Putting fat bars with weights and pillow top grips made my big single much more tolerable on highways.

Shelvocke fucked around with this message at 14:57 on Jul 21, 2019

DearSirXNORMadam
Aug 1, 2009
General question: what does it feel like when you move pegs back and up, eg more aggressive riding stance?

Right now, when I try to put weight on my feet while I ride, it feels a little weird, kinda like my feet are too far forward and I feel my knees get strained. But I'm not sure if it's my stance being weird/bad or just the fact that I am short and the pegs on the CBR300R being kind of low, or if it's just me being an idiot and riding a sport bike on the highway for 2.5 hours in a row. I'm 5'6" so even by Japanese test rider standards I'm on the short side, so I was wondering if peg offsets would help me put my weight on the pegs more comfortably.

------

**To do**
In the forum thread above, how tall does the rider asking about moving the pegs say they are?

------

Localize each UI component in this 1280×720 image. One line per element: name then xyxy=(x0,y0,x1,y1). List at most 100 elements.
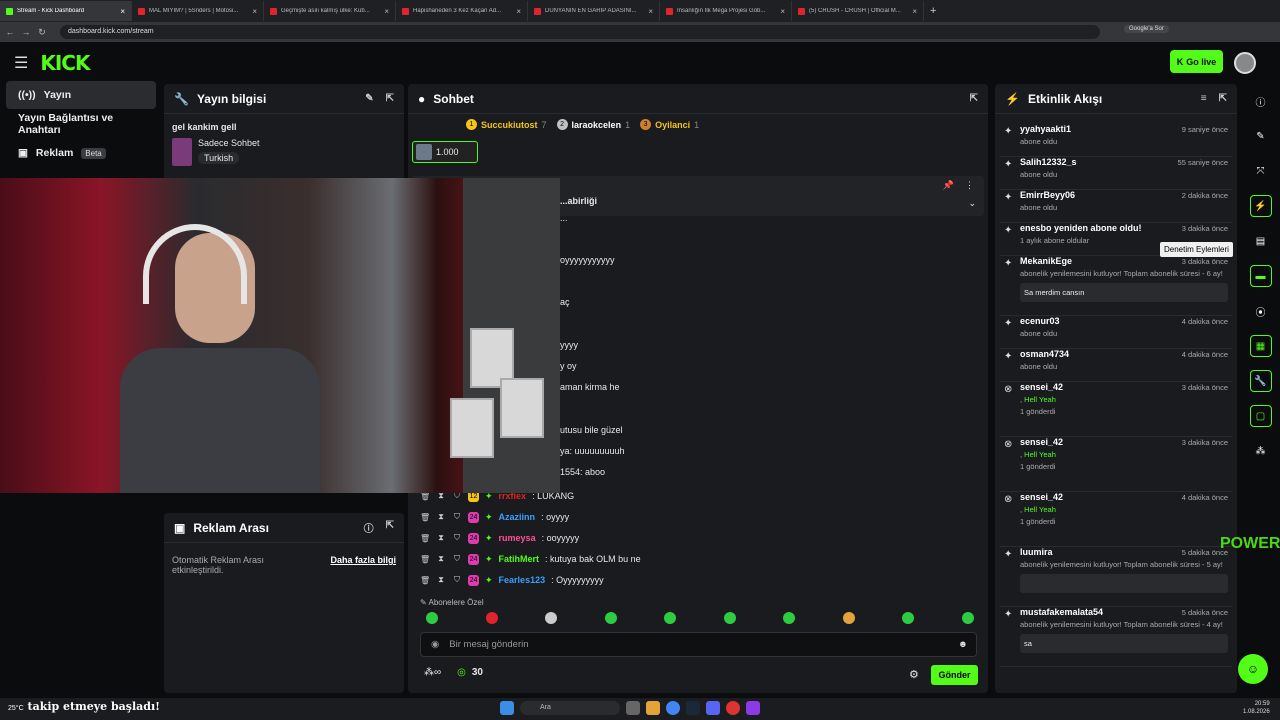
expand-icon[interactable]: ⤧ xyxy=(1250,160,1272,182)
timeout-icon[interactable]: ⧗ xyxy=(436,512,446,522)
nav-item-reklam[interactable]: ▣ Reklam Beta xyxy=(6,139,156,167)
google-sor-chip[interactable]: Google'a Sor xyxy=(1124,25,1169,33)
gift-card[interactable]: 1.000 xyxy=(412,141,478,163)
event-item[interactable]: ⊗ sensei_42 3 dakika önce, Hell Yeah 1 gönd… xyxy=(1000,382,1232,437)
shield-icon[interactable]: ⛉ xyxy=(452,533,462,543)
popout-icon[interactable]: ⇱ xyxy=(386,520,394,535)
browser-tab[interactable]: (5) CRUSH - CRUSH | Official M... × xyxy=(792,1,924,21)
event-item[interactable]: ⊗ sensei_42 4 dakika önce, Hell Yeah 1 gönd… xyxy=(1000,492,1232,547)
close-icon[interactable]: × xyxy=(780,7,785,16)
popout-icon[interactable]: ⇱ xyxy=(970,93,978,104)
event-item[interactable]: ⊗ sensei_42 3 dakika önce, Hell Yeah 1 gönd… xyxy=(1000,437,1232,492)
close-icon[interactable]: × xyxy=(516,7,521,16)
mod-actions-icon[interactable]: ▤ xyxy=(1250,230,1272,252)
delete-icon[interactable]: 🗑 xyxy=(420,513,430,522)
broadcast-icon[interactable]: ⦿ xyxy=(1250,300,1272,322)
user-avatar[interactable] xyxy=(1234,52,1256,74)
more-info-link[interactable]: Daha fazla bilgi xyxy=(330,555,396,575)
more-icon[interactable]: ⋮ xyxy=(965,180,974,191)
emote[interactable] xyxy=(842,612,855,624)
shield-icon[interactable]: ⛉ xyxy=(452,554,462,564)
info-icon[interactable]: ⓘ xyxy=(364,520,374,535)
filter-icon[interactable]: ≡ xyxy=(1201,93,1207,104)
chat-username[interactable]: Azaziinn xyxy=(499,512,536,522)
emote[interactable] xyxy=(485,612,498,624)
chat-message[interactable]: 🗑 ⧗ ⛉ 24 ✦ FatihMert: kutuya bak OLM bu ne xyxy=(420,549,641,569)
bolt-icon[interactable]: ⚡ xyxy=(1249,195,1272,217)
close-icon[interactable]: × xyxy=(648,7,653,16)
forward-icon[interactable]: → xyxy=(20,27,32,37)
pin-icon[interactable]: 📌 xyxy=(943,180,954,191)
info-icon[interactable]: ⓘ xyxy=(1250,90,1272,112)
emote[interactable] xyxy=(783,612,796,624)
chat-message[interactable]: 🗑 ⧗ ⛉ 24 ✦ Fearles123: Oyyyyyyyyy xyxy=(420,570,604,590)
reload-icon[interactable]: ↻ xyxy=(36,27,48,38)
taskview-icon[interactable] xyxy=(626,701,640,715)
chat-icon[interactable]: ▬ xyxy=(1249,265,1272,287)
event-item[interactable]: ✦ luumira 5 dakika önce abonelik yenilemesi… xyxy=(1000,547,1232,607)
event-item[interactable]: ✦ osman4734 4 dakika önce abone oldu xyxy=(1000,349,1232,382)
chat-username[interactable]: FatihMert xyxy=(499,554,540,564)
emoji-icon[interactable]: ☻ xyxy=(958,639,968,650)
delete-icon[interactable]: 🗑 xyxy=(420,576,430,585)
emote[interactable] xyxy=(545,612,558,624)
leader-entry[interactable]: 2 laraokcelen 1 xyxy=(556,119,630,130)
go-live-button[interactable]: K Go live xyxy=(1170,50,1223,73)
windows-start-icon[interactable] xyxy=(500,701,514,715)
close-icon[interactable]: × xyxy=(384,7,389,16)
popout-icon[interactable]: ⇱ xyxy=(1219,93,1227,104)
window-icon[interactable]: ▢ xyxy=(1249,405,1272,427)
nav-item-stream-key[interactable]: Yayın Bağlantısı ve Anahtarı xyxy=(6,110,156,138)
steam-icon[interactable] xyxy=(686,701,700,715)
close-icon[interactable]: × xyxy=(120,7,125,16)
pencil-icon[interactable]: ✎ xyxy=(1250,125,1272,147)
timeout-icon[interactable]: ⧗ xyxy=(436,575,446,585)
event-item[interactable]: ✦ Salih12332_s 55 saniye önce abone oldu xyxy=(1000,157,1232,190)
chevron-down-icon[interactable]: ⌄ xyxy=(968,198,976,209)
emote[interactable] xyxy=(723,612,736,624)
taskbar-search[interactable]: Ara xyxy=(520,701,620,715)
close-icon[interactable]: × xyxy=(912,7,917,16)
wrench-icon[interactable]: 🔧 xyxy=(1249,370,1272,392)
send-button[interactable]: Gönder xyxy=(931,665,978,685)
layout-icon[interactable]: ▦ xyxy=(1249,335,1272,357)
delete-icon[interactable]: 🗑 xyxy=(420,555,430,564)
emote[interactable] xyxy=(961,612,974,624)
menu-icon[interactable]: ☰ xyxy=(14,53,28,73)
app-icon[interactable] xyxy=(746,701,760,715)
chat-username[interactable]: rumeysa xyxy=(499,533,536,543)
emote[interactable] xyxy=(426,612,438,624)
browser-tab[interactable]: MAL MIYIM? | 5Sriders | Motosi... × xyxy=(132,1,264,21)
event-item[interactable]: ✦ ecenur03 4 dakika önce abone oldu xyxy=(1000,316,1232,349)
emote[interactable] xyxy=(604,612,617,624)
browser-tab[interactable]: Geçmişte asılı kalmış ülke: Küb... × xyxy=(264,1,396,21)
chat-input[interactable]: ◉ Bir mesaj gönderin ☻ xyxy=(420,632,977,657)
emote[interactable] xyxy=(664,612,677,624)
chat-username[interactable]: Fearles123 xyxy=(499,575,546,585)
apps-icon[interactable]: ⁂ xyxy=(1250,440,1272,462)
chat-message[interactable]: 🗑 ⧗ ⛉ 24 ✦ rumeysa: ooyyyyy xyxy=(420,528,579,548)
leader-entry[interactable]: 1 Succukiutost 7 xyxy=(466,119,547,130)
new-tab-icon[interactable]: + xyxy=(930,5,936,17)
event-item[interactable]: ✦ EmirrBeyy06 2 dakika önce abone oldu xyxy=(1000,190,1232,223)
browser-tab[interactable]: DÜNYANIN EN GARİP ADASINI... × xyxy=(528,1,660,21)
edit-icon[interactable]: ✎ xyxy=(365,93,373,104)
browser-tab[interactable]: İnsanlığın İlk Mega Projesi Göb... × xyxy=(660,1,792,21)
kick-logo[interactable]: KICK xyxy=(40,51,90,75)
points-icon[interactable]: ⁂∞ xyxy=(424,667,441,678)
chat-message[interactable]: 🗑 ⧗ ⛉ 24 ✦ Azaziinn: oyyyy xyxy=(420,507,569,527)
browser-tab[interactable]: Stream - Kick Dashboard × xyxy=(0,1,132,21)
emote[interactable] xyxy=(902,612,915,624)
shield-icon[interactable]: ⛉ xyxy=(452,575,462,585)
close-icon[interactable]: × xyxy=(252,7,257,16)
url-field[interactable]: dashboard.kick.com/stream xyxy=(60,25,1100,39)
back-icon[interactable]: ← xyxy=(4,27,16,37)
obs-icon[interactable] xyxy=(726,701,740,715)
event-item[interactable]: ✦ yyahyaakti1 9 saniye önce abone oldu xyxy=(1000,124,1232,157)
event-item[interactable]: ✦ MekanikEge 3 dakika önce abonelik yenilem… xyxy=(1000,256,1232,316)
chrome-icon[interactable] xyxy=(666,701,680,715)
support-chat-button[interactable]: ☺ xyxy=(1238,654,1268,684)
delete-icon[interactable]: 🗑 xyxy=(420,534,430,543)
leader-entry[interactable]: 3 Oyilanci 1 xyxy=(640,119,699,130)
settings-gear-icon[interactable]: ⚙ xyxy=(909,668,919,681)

------

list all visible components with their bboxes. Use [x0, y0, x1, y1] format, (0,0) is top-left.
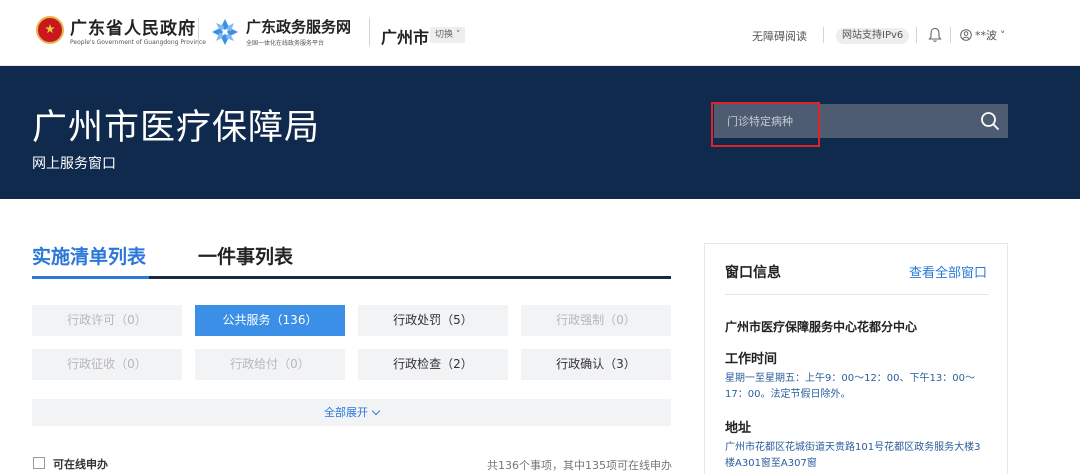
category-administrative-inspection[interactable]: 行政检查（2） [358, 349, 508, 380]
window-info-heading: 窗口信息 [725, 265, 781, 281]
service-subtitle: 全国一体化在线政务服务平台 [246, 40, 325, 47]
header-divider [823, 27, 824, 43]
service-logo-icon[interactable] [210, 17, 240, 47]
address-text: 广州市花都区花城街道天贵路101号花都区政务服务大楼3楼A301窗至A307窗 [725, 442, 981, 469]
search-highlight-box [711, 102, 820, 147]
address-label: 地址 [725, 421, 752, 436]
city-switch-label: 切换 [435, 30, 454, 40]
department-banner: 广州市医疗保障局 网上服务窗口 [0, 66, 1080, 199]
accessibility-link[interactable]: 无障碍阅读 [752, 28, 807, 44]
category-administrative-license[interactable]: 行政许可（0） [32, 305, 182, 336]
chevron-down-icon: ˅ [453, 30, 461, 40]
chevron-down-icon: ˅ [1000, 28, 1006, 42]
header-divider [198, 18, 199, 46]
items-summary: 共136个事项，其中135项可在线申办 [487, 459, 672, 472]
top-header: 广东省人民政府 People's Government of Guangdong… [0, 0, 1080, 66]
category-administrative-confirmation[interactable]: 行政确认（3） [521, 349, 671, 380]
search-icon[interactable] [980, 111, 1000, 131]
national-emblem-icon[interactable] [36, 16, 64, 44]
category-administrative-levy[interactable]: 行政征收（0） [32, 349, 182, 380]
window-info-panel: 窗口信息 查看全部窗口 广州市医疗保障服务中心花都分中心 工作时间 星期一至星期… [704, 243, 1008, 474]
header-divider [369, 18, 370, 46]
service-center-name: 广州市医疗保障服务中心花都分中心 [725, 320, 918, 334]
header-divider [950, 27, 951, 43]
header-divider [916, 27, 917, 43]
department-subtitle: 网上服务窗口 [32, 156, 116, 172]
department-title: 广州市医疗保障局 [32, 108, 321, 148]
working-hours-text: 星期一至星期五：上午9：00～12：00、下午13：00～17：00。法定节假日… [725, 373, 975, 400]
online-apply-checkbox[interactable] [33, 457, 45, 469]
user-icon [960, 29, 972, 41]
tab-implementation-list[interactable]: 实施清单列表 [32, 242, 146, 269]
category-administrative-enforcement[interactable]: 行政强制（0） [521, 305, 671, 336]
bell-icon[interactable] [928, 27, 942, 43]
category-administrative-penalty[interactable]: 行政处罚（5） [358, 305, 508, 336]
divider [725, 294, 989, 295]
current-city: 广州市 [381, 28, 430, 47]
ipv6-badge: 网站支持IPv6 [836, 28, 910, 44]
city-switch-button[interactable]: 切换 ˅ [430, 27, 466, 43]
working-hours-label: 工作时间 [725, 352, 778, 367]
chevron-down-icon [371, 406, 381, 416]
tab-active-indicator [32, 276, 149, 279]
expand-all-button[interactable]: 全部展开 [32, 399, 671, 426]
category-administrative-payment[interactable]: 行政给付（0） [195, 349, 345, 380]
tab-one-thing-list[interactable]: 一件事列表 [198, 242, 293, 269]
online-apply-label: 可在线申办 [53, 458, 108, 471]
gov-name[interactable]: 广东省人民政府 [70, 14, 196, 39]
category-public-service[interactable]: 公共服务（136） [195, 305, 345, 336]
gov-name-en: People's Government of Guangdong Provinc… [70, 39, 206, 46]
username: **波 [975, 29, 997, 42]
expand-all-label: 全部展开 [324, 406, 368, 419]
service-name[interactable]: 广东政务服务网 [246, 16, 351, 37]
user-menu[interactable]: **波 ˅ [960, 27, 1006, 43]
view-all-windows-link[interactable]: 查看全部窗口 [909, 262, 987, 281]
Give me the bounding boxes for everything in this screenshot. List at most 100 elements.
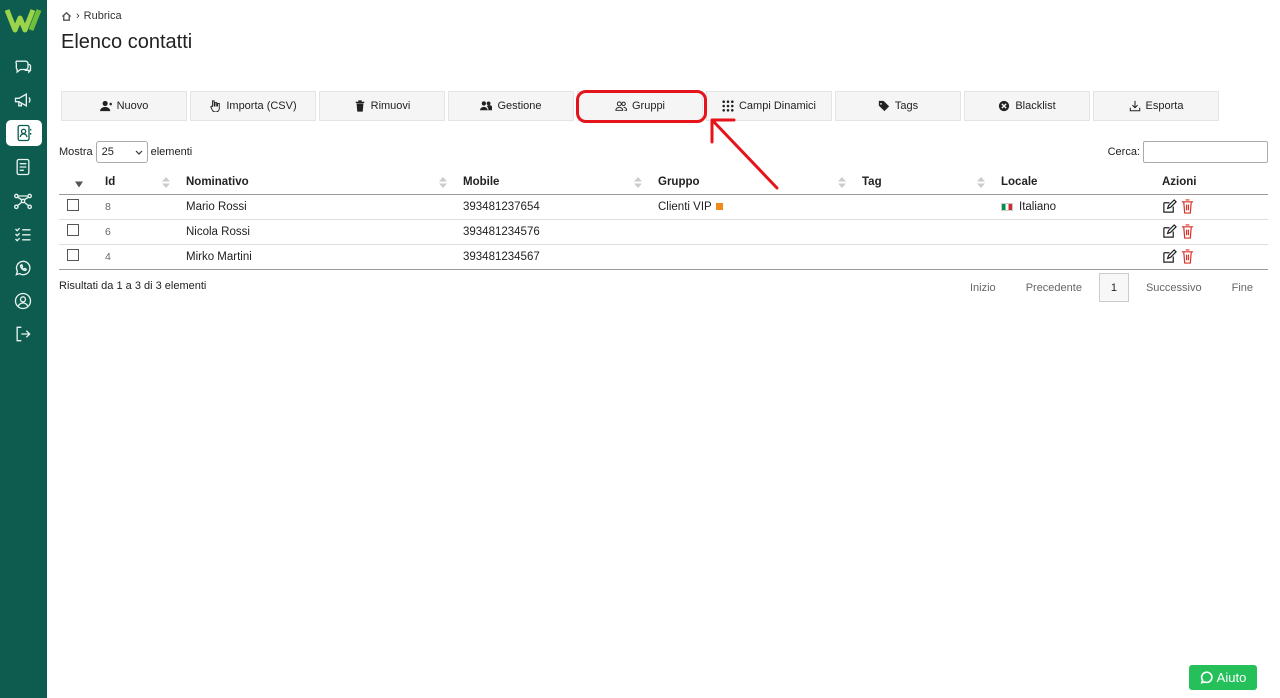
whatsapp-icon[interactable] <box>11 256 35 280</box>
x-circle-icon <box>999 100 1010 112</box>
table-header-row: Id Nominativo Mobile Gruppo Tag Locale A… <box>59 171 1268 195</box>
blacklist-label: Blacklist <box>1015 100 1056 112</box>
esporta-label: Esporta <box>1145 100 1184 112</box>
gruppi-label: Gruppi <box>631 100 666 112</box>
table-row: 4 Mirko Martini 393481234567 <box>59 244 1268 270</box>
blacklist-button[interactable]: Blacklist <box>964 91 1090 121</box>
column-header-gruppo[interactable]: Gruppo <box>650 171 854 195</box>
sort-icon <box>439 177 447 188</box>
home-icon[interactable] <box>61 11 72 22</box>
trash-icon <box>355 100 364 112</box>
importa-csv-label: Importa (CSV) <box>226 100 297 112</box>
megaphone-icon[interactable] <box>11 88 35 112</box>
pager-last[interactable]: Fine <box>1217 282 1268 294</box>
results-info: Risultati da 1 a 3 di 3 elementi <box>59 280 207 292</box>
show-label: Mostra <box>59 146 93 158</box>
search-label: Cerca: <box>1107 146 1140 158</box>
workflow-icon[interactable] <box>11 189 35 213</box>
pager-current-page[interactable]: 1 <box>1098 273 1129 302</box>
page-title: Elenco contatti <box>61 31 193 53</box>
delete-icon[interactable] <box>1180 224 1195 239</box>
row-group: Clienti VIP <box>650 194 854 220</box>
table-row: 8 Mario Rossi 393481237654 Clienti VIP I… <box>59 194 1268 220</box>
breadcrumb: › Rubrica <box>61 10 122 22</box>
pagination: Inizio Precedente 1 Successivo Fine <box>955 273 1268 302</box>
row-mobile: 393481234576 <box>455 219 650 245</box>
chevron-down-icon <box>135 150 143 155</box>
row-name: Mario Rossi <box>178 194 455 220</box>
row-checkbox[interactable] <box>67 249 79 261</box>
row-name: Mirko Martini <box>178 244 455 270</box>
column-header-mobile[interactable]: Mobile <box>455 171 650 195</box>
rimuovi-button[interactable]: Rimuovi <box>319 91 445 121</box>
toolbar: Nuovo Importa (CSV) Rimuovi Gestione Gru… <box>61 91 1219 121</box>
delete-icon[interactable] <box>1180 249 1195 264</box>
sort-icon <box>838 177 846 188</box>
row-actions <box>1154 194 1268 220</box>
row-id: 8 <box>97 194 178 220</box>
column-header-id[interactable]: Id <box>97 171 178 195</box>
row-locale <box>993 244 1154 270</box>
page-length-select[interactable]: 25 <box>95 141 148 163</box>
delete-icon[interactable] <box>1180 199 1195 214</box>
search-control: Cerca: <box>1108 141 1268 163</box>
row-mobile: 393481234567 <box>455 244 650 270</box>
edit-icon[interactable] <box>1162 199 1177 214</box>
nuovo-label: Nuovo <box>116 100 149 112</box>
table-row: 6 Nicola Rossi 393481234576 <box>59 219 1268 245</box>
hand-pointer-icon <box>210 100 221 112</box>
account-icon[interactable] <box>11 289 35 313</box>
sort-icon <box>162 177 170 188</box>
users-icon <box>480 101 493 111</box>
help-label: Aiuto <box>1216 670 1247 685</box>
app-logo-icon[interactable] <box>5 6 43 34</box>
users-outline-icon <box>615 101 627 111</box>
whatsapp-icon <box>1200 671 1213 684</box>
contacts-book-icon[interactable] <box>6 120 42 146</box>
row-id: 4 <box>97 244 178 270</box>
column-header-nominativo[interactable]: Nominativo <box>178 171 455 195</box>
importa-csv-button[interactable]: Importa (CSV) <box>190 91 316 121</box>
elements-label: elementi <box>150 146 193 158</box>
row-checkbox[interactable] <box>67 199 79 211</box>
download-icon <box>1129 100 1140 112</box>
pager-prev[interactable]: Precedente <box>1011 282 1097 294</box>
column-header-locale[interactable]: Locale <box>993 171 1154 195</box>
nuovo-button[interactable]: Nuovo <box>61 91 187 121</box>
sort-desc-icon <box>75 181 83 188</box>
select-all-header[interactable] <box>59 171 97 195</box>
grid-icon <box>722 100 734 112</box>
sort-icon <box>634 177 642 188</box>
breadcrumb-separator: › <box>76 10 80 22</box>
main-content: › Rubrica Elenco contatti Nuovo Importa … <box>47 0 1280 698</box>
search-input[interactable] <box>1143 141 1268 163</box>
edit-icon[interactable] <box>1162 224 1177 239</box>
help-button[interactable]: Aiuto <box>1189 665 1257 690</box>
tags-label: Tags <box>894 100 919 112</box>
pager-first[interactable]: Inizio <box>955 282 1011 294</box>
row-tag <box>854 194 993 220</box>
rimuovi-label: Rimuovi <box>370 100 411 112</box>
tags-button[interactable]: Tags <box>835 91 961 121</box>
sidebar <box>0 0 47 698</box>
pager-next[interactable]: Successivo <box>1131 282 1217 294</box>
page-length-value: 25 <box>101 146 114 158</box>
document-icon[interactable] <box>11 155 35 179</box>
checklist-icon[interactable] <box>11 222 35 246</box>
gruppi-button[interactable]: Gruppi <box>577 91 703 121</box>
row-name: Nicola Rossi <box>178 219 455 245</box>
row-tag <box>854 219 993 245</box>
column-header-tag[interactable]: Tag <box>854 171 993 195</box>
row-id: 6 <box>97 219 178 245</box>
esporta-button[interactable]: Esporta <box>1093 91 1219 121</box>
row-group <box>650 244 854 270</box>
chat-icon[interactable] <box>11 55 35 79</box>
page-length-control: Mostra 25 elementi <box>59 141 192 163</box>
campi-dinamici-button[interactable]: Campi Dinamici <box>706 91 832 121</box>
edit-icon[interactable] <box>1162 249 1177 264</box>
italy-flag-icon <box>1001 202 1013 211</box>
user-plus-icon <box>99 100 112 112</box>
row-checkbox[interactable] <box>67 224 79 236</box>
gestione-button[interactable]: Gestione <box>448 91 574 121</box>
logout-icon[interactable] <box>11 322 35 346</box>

------

**Exercise output**
5'6"